> [INFORMATION SUPPLIED]
####

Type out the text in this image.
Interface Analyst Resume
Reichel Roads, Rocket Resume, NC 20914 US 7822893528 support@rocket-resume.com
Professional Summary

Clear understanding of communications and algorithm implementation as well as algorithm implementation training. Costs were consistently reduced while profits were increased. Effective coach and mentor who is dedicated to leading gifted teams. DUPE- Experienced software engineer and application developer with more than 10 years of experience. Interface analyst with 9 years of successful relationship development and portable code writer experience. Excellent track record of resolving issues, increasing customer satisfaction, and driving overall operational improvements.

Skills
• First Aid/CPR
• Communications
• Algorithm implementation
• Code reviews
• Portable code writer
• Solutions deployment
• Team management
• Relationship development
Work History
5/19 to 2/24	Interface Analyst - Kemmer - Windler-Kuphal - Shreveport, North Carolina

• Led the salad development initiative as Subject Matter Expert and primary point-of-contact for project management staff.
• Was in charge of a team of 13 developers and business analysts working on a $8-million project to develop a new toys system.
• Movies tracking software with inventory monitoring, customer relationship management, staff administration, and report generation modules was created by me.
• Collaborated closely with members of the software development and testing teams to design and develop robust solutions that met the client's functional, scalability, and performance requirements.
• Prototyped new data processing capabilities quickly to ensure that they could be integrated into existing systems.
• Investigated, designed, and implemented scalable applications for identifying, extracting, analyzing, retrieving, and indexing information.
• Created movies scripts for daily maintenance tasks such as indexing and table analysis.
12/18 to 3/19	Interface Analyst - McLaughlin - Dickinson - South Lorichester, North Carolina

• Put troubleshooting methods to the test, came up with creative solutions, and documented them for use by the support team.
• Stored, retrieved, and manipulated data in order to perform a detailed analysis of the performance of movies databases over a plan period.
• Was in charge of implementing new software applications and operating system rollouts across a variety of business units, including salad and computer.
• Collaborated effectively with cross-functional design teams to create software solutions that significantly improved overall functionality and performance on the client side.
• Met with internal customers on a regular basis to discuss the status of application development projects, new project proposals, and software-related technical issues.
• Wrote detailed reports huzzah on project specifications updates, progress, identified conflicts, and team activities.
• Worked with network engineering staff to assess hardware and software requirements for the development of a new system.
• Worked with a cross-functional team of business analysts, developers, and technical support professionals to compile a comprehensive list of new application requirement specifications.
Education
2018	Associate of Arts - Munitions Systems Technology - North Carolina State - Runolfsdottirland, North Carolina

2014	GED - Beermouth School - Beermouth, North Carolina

####

> [REQUIREMENTS] Filter the entries above down to the lines containing the word "functional".

> [RESPONSE]
• Collaborated closely with members of the software development and testing teams to design and develop robust solutions that met the client's functional, scalability, and performance requirements.
• Collaborated effectively with cross-functional design teams to create software solutions that significantly improved overall functionality and performance on the client side.
• Worked with a cross-functional team of business analysts, developers, and technical support professionals to compile a comprehensive list of new application requirement specifications.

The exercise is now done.